EXERCISE REQUIREMENTS:
Which lines hold the word "often"? Show each of them.

EXERCISE MATERIAL:
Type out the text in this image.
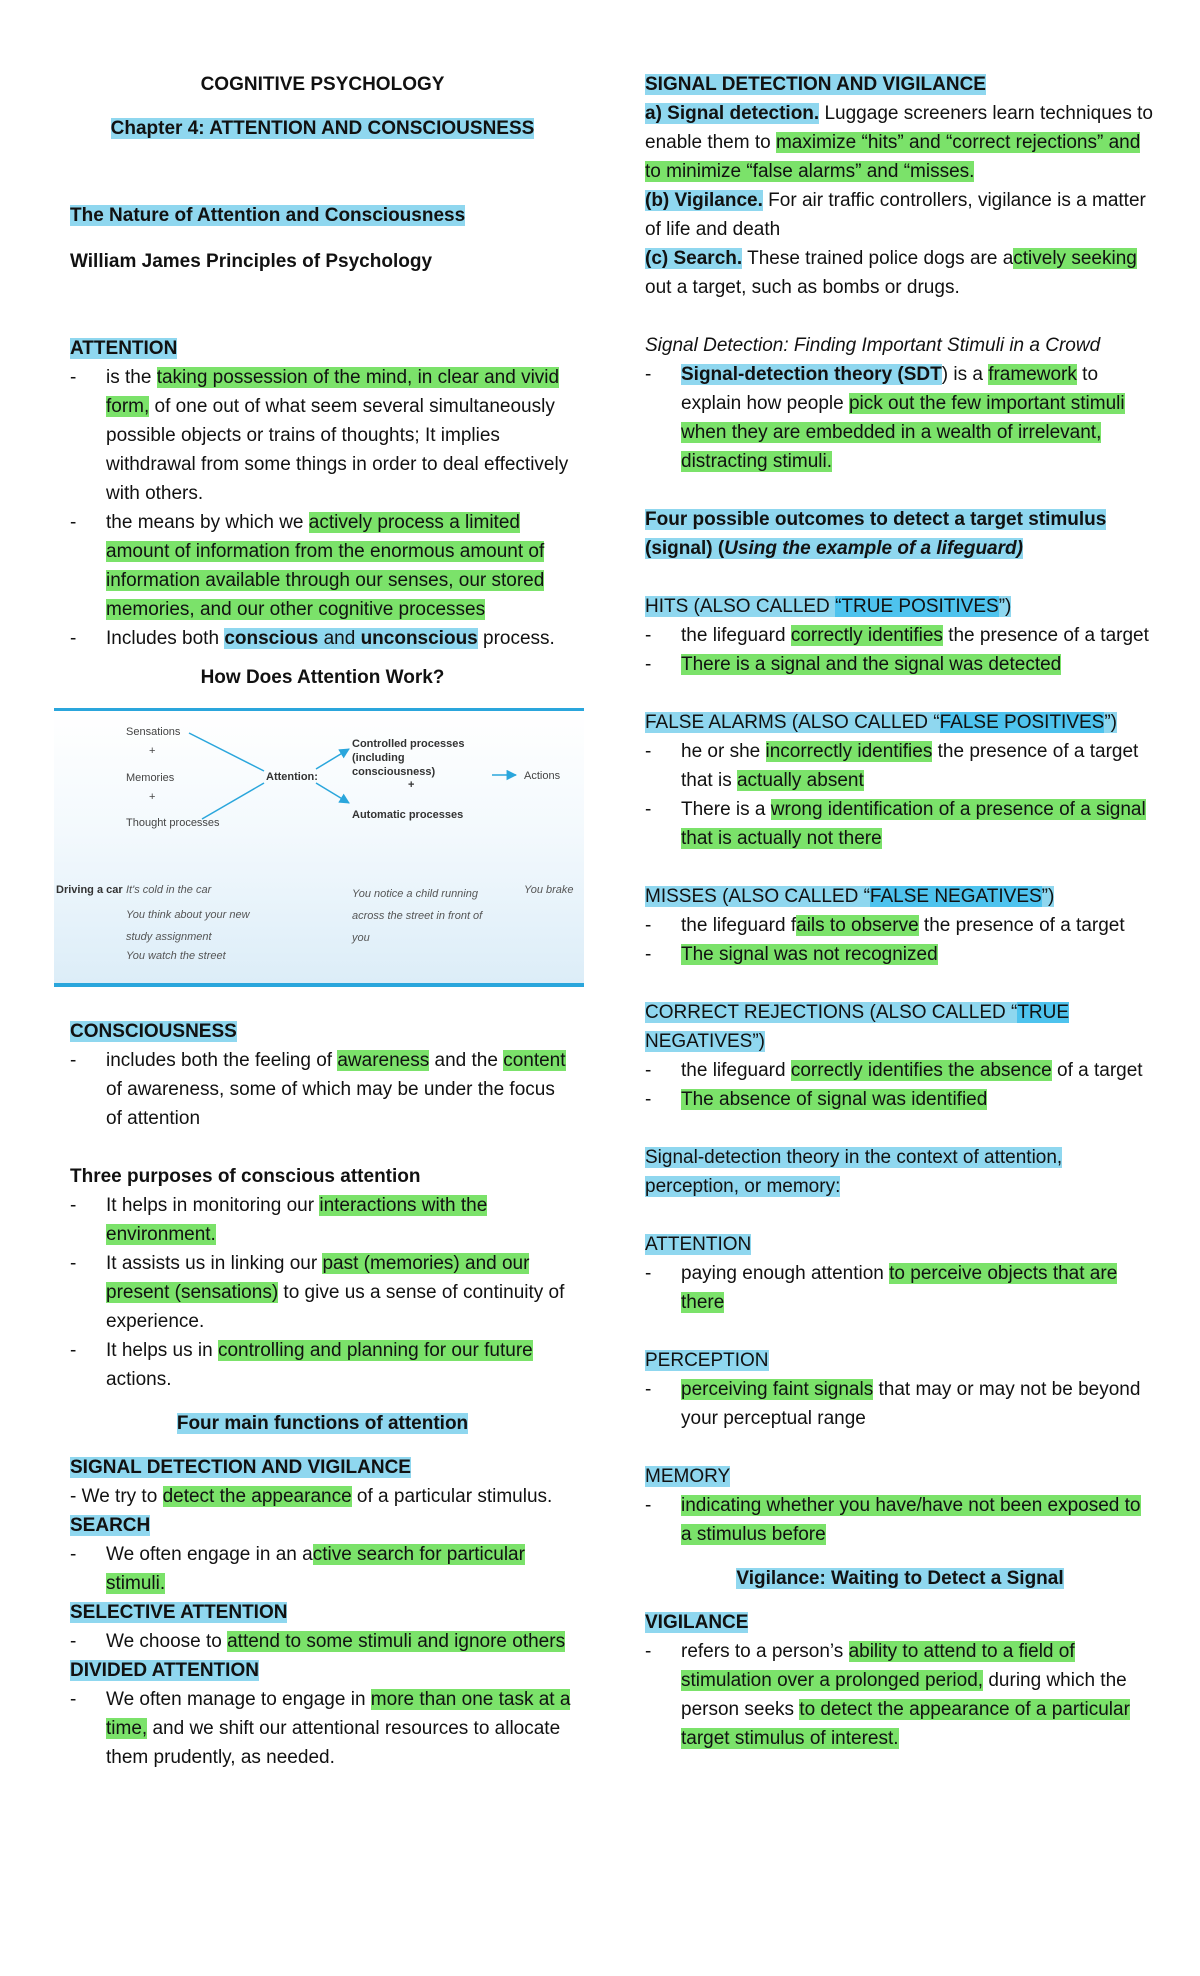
COGNITIVE PSYCHOLOGY

Chapter 4: ATTENTION AND CONSCIOUSNESS

The Nature of Attention and Consciousness

William James Principles of Psychology

ATTENTION

- is the taking possession of the mind, in clear and vivid form, of one out of what seem several simultaneously possible objects or trains of thoughts; It implies withdrawal from some things in order to deal effectively with others.

- the means by which we actively process a limited amount of information from the enormous amount of information available through our senses, our stored memories, and our other cognitive processes

- Includes both conscious and unconscious process.

How Does Attention Work?

Sensations
+
Memories
+
Thought processes
Attention:
Controlled processes (including consciousness)
+
Automatic processes
Actions
Driving a car It's cold in the car
You think about your new study assignment
You watch the street
You notice a child running across the street in front of you
You brake

CONSCIOUSNESS

- includes both the feeling of awareness and the content of awareness, some of which may be under the focus of attention

Three purposes of conscious attention

- It helps in monitoring our interactions with the environment.

- It assists us in linking our past (memories) and our present (sensations) to give us a sense of continuity of experience.

- It helps us in controlling and planning for our future actions.

Four main functions of attention

SIGNAL DETECTION AND VIGILANCE

- We try to detect the appearance of a particular stimulus.

SEARCH

- We often engage in an active search for particular stimuli.

SELECTIVE ATTENTION

- We choose to attend to some stimuli and ignore others

DIVIDED ATTENTION

- We often manage to engage in more than one task at a time, and we shift our attentional resources to allocate them prudently, as needed.

SIGNAL DETECTION AND VIGILANCE

a) Signal detection. Luggage screeners learn techniques to enable them to maximize “hits” and “correct rejections” and to minimize “false alarms” and “misses.

(b) Vigilance. For air traffic controllers, vigilance is a matter of life and death

(c) Search. These trained police dogs are actively seeking out a target, such as bombs or drugs.

Signal Detection: Finding Important Stimuli in a Crowd

- Signal-detection theory (SDT) is a framework to explain how people pick out the few important stimuli when they are embedded in a wealth of irrelevant, distracting stimuli.

Four possible outcomes to detect a target stimulus (signal) (Using the example of a lifeguard)

HITS (ALSO CALLED “TRUE POSITIVES”)

- the lifeguard correctly identifies the presence of a target

- There is a signal and the signal was detected

FALSE ALARMS (ALSO CALLED “FALSE POSITIVES”)

- he or she incorrectly identifies the presence of a target that is actually absent

- There is a wrong identification of a presence of a signal that is actually not there

MISSES (ALSO CALLED “FALSE NEGATIVES”)

- the lifeguard fails to observe the presence of a target

- The signal was not recognized

CORRECT REJECTIONS (ALSO CALLED “TRUE NEGATIVES”)

- the lifeguard correctly identifies the absence of a target

- The absence of signal was identified

Signal-detection theory in the context of attention, perception, or memory:

ATTENTION

- paying enough attention to perceive objects that are there

PERCEPTION

- perceiving faint signals that may or may not be beyond your perceptual range

MEMORY

- indicating whether you have/have not been exposed to a stimulus before

Vigilance: Waiting to Detect a Signal

VIGILANCE

- refers to a person’s ability to attend to a field of stimulation over a prolonged period, during which the person seeks to detect the appearance of a particular target stimulus of interest.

OUTPUT OF THE TASK:
- We often engage in an active search for particular stimuli.
- We often manage to engage in more than one task at a time, and we shift our attentional resources to allocate them prudently, as needed.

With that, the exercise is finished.